What is needed ▸ Provide a single number: the count of lines containing the string "accent".

Extracted records ▸
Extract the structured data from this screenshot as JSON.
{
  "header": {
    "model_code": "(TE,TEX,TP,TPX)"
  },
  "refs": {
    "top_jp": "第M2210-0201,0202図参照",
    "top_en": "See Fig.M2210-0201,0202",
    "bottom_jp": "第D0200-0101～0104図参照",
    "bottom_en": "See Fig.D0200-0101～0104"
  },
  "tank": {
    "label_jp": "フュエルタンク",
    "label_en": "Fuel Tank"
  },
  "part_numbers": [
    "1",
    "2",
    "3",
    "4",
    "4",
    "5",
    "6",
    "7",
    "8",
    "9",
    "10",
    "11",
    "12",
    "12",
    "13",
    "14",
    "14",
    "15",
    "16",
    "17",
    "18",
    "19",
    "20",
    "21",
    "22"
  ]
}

==

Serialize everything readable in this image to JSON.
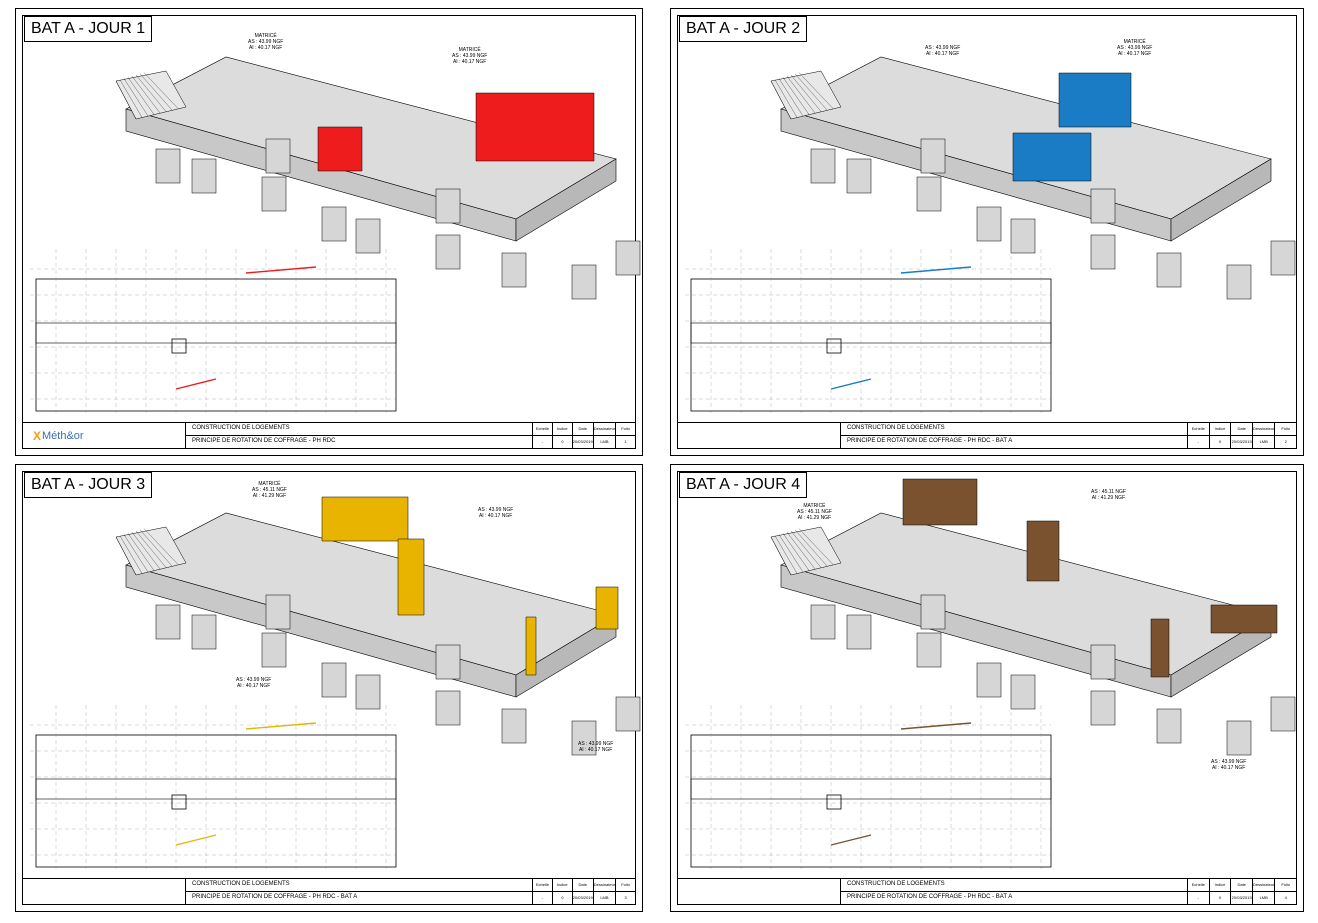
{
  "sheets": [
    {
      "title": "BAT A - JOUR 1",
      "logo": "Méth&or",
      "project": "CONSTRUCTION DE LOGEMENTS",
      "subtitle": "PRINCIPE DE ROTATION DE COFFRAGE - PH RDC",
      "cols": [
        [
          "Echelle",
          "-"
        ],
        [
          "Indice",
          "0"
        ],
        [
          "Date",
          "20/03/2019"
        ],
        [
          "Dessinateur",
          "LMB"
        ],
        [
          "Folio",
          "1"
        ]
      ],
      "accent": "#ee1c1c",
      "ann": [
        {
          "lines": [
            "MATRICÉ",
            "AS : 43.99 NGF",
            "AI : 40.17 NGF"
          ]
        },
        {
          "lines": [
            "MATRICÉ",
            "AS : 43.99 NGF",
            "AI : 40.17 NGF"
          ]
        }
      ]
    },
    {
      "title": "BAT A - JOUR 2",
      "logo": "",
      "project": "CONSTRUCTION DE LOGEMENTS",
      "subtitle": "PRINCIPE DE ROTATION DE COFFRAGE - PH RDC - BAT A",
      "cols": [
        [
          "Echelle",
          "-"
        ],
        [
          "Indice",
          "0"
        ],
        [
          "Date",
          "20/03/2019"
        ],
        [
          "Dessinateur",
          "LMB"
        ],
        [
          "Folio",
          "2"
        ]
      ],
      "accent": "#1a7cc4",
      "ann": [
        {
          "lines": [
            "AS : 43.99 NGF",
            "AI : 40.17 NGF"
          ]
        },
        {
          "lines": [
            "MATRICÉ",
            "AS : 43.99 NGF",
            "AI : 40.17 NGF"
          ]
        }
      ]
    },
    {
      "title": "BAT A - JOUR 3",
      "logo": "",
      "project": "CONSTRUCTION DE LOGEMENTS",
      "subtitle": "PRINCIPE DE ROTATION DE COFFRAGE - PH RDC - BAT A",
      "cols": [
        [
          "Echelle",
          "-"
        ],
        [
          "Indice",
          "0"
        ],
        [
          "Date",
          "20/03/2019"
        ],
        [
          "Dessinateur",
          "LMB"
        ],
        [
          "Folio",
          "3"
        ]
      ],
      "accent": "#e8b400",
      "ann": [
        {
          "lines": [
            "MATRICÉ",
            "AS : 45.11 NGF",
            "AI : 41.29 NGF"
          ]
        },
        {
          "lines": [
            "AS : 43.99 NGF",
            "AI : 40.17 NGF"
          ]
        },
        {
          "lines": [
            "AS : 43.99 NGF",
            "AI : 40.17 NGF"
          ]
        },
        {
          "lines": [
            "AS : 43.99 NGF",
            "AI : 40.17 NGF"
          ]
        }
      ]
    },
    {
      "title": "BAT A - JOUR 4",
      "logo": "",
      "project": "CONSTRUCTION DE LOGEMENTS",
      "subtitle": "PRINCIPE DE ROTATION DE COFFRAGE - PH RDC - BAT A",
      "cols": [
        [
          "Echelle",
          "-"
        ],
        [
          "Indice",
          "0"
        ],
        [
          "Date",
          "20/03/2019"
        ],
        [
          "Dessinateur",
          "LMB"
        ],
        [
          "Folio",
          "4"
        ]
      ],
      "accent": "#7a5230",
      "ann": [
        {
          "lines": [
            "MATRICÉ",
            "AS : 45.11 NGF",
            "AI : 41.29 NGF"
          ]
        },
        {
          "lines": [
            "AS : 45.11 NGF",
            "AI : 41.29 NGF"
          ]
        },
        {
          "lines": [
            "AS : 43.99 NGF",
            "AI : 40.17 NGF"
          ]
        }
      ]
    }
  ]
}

Result of the task ▸ 4